What is required = Extract every line that contains the string "System".

[BEGIN Records supplied]

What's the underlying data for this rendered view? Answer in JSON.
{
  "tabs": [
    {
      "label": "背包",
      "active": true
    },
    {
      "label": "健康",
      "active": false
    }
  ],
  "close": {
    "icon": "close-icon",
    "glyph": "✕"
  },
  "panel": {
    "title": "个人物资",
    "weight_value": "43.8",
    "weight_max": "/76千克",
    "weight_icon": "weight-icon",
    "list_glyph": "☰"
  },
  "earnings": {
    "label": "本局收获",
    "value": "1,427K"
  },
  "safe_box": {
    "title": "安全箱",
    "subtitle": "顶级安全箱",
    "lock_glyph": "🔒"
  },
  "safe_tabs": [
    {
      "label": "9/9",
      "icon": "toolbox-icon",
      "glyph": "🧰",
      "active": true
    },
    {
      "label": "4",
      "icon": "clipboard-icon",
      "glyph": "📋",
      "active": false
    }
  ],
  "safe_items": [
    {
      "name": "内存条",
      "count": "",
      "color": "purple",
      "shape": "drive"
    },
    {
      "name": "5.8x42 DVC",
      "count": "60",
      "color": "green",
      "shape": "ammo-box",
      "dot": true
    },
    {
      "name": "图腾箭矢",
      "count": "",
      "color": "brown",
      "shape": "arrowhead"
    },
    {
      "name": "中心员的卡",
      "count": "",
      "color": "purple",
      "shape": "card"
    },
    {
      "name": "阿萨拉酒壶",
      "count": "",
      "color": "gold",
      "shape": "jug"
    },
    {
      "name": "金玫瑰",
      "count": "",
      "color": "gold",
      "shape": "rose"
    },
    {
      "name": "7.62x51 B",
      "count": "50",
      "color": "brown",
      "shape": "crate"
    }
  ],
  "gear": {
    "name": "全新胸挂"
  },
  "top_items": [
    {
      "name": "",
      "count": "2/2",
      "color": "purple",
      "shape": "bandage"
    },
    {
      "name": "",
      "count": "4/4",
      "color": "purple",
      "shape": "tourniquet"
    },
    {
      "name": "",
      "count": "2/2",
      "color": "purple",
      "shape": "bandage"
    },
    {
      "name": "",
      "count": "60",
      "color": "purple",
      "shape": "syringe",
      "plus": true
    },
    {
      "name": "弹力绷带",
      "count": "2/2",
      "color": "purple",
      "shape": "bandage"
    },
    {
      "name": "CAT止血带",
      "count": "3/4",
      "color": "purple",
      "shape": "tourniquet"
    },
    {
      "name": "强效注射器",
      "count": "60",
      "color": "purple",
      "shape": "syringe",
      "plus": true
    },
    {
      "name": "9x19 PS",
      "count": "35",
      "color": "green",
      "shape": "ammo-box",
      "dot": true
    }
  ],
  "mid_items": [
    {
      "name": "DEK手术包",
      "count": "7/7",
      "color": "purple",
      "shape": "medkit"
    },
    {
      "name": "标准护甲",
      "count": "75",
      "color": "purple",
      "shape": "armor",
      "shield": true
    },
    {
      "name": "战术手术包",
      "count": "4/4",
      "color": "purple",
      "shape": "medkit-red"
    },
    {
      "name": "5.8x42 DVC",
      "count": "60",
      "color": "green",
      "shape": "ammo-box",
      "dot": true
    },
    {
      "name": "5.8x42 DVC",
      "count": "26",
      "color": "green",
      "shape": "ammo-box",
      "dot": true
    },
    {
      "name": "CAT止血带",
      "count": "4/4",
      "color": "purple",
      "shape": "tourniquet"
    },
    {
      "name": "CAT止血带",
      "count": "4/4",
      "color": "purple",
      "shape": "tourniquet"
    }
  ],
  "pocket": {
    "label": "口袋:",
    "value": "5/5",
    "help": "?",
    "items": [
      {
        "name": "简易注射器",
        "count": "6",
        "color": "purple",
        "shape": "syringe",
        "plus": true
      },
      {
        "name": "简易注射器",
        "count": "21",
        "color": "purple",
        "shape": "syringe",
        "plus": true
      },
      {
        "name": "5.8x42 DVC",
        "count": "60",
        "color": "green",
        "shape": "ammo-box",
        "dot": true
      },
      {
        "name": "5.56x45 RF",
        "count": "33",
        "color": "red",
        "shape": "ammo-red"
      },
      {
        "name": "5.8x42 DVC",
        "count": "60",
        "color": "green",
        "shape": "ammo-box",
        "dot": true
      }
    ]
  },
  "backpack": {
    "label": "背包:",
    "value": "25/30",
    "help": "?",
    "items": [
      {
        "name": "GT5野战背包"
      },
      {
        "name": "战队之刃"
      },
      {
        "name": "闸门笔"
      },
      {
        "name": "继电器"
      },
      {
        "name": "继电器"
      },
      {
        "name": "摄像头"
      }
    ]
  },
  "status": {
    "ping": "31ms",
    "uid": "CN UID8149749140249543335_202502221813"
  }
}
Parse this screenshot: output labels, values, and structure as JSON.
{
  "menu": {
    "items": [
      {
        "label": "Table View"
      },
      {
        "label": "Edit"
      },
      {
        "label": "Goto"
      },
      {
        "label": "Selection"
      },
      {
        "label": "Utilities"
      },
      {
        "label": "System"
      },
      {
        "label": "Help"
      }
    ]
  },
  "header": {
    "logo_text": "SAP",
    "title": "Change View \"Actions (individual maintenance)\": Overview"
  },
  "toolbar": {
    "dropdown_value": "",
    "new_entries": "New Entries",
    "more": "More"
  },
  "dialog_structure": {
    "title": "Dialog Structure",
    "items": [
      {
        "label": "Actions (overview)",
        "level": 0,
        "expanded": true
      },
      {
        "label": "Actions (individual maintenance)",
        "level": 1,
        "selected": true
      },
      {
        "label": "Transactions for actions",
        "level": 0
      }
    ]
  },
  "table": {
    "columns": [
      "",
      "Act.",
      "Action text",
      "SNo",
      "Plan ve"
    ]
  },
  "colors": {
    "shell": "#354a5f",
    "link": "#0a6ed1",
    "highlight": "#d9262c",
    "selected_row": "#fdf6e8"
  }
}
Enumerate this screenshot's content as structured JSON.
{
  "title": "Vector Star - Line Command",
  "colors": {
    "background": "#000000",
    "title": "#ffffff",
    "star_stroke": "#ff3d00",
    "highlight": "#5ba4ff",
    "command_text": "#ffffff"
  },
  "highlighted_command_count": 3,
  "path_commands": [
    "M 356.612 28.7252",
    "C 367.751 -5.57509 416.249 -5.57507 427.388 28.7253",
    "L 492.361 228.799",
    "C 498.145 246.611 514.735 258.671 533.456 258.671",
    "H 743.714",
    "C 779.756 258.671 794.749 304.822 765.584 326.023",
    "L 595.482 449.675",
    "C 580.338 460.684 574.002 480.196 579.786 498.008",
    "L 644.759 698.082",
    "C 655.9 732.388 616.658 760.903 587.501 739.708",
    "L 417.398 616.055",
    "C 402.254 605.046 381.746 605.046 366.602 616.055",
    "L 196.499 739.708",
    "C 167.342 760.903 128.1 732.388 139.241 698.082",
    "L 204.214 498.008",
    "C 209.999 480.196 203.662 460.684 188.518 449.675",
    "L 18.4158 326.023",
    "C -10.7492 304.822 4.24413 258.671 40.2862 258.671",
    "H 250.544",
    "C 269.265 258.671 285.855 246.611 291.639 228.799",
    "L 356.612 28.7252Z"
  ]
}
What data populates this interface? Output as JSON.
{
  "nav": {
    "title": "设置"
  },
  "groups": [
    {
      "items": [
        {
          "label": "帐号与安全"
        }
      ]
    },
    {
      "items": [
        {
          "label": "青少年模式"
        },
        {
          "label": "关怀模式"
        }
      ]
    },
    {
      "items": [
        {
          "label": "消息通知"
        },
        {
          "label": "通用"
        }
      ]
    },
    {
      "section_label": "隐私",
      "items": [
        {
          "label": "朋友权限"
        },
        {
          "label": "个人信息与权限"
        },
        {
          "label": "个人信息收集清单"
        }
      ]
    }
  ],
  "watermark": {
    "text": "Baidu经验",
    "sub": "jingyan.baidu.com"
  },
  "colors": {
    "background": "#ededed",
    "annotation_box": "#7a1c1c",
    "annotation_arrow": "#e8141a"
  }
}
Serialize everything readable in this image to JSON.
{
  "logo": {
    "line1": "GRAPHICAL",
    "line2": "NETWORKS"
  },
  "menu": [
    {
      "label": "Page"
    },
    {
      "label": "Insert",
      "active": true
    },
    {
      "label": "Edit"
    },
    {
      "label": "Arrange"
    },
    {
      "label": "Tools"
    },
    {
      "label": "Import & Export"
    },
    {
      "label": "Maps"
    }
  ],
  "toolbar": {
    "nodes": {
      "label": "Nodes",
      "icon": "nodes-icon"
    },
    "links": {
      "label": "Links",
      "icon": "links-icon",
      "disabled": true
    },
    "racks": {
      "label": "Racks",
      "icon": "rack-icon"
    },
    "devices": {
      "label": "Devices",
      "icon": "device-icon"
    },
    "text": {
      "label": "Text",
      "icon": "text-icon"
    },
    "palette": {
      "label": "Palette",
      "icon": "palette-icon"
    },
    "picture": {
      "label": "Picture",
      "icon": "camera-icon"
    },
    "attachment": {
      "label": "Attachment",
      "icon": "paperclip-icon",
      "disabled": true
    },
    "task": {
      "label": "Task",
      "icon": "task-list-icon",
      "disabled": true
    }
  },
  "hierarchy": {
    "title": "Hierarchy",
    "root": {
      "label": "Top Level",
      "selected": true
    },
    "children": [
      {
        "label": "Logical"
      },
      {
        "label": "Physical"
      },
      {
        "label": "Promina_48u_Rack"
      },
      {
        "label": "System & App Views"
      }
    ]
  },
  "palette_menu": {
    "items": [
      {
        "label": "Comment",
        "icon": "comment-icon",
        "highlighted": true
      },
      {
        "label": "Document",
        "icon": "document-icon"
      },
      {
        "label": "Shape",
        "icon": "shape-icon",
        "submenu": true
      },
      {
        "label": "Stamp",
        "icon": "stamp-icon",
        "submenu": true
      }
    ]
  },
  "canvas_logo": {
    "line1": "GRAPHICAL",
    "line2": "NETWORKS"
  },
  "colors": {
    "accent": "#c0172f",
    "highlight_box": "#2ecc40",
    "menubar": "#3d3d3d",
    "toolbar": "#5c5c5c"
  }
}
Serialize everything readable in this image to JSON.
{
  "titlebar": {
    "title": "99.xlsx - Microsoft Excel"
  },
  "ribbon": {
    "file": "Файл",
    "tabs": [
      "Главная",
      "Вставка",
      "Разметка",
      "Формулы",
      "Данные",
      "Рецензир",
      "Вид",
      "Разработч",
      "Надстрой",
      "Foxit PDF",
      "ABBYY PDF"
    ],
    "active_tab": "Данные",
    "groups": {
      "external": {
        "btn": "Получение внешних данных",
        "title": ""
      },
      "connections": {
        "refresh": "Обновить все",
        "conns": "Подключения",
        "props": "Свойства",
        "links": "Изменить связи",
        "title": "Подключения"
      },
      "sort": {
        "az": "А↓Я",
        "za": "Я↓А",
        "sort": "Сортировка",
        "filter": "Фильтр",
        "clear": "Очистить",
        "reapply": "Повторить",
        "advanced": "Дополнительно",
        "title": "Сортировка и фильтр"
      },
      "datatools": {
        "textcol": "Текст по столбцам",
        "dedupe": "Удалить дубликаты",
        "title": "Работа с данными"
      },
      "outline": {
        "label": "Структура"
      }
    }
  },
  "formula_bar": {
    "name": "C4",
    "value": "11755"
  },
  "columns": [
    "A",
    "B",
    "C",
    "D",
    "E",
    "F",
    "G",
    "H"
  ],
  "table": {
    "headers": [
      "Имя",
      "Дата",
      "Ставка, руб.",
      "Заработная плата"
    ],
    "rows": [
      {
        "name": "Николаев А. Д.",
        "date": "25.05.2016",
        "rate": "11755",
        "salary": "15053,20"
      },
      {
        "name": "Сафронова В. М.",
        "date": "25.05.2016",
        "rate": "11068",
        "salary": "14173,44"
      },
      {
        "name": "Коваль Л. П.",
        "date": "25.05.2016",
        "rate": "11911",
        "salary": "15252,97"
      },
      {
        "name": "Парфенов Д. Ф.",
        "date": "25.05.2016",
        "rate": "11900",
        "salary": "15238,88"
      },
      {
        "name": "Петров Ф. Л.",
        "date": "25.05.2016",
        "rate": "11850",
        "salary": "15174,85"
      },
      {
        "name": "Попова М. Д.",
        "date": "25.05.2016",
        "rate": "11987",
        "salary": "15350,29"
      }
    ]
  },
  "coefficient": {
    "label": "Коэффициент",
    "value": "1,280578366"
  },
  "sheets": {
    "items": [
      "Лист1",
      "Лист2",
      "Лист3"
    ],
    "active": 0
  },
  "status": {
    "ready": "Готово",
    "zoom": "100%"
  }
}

[END Records supplied]

Completed exercise =
        "label": "System"
        "label": "System & App Views"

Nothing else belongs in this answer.